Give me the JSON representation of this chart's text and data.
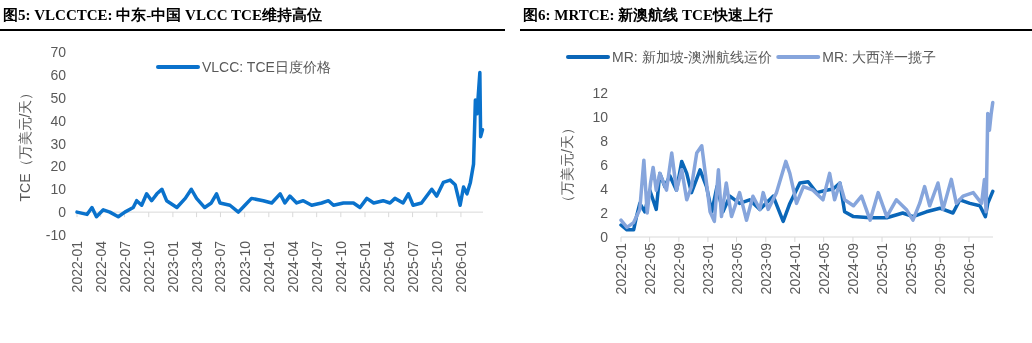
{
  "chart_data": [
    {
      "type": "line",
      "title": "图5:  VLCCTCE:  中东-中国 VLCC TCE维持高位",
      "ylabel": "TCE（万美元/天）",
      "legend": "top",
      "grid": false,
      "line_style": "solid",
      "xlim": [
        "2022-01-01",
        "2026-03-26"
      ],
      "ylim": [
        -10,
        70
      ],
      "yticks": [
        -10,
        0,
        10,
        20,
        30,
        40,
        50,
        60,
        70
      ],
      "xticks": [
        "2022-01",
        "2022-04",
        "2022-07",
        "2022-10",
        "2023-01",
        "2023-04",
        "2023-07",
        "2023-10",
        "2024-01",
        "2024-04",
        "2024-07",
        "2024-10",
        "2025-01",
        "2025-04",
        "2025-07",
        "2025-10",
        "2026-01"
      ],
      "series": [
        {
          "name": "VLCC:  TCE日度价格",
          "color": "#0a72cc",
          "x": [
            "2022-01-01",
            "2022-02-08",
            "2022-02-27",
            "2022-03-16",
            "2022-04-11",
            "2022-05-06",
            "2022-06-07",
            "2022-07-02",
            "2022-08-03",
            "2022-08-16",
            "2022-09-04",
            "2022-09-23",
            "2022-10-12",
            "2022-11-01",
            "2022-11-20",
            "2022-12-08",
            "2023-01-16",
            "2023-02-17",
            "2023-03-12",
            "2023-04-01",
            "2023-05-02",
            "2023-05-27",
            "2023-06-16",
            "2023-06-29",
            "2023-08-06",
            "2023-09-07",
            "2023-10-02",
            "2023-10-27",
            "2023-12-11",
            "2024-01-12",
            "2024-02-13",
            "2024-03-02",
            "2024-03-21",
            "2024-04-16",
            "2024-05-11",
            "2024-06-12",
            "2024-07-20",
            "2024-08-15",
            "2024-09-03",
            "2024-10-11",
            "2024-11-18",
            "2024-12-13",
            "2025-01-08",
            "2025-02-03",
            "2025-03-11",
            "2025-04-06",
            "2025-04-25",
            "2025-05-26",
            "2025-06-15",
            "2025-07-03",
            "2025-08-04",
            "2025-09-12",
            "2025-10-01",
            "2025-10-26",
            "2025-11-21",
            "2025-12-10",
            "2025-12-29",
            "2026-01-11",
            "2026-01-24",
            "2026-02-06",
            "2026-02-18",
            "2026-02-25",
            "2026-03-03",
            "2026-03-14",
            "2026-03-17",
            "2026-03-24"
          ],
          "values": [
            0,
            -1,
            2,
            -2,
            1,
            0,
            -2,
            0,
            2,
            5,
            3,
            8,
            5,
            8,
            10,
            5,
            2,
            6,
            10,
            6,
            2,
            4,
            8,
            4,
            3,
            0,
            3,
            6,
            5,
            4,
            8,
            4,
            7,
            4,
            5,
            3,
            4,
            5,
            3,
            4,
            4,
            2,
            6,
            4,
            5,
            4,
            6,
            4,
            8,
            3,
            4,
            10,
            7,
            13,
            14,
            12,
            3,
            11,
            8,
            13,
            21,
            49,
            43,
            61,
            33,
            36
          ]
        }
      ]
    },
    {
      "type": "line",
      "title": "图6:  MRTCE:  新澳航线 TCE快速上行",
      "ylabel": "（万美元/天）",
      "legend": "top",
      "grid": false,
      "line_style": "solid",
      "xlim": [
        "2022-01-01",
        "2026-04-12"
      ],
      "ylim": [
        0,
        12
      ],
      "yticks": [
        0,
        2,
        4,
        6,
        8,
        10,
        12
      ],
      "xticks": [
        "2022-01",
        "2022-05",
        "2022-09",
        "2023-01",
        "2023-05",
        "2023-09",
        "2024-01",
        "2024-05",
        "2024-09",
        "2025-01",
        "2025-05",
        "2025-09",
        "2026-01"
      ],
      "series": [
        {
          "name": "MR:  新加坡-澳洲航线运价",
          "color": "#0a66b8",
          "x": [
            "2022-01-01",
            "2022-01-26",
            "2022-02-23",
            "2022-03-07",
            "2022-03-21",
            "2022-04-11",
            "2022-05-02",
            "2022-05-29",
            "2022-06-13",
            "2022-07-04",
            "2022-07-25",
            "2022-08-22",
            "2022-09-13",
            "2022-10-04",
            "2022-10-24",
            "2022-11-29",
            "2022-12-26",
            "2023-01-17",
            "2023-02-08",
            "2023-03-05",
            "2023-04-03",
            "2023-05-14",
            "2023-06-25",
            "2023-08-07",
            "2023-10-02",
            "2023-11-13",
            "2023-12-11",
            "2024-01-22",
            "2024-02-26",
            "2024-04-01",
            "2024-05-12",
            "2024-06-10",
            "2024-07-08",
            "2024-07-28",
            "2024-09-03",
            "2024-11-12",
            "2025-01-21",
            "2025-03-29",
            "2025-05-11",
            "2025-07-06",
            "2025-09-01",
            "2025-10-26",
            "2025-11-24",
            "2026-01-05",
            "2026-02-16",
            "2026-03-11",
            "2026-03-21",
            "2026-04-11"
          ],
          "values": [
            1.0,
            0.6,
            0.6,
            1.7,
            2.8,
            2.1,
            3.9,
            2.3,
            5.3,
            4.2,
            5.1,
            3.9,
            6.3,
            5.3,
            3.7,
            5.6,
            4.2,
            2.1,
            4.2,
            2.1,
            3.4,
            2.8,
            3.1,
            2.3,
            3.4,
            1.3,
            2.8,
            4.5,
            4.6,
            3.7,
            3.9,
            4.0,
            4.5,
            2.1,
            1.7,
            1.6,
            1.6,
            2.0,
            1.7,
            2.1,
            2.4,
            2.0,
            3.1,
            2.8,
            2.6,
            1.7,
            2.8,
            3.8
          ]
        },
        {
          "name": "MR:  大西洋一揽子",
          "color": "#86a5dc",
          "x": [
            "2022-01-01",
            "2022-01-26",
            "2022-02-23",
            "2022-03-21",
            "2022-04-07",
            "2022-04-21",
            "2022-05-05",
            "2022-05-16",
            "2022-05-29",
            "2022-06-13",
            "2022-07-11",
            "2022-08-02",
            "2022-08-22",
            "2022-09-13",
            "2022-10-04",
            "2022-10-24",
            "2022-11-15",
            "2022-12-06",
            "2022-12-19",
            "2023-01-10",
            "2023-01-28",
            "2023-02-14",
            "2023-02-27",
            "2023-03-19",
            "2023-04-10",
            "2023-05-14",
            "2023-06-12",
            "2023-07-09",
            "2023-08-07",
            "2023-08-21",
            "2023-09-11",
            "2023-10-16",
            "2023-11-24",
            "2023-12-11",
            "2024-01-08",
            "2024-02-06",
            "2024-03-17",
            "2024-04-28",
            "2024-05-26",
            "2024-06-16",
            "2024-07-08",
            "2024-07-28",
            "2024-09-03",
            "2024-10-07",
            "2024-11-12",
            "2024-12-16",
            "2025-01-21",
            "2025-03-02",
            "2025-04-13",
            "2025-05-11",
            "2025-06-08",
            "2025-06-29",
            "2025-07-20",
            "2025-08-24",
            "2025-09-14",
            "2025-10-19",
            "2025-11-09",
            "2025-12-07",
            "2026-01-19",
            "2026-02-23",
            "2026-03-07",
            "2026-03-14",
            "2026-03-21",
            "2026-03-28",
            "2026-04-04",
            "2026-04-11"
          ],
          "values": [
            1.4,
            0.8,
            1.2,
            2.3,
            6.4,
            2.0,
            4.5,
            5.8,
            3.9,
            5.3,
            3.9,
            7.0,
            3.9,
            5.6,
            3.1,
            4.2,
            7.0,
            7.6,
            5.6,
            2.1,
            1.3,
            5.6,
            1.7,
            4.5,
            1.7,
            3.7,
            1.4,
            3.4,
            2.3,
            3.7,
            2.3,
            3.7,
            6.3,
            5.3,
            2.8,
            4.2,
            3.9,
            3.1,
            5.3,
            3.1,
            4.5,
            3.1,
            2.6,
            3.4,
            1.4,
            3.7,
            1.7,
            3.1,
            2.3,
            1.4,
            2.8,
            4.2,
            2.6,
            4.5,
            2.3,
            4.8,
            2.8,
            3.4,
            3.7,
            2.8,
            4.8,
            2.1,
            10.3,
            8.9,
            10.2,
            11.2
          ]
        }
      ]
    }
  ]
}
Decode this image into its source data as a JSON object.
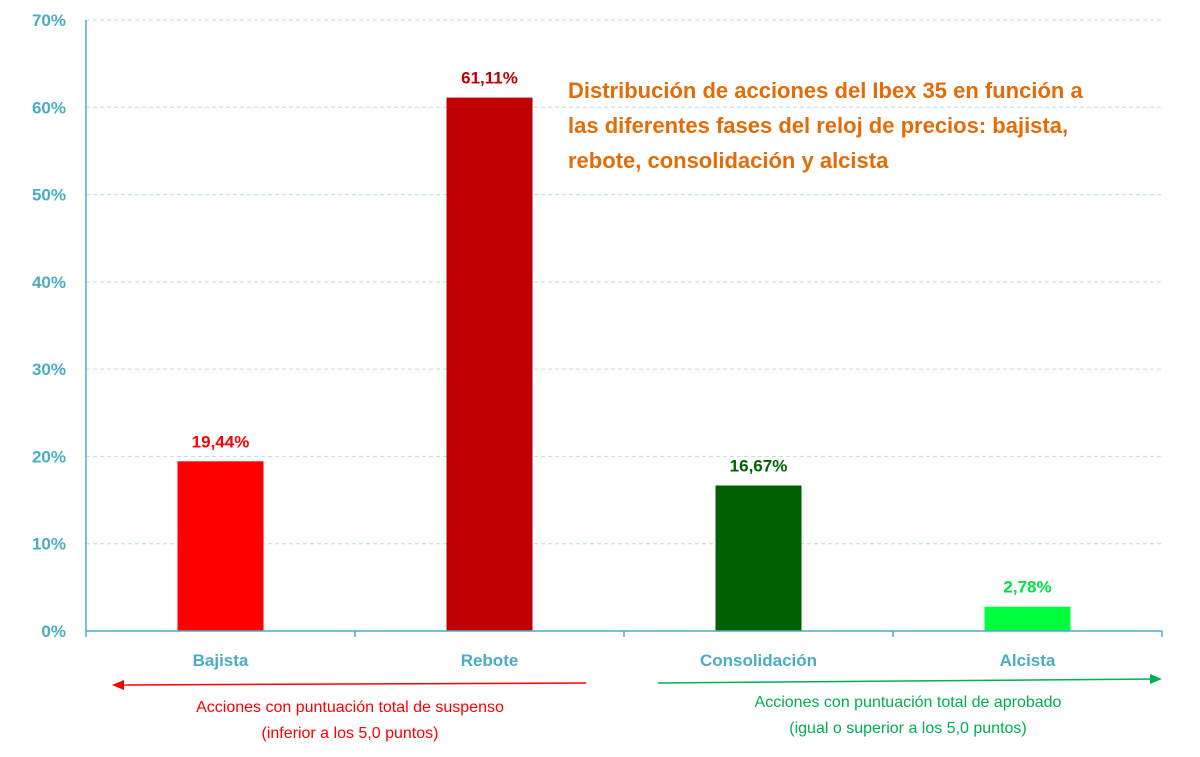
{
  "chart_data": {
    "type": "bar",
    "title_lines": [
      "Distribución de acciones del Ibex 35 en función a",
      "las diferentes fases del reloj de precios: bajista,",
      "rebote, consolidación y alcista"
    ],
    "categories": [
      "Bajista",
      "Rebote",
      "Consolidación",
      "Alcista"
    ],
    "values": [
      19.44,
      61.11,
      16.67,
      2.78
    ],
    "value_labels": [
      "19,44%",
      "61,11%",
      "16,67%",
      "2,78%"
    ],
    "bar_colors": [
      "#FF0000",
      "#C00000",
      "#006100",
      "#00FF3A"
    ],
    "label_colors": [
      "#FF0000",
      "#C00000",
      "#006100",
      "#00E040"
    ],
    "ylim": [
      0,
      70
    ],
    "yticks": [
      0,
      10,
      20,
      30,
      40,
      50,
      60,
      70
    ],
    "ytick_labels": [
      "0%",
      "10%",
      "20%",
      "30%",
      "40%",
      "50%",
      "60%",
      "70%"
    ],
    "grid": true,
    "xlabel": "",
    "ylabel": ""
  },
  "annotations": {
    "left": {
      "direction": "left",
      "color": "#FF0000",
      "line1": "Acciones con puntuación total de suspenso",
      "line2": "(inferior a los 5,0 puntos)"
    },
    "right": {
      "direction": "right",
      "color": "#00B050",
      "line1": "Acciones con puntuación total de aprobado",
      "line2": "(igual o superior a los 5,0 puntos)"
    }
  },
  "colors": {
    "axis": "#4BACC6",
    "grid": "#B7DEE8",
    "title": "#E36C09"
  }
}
○ ○ ○ ○ ○
Determine the number of lines where the string "grid" occurs, and give that number only.

_Complete output:_ 4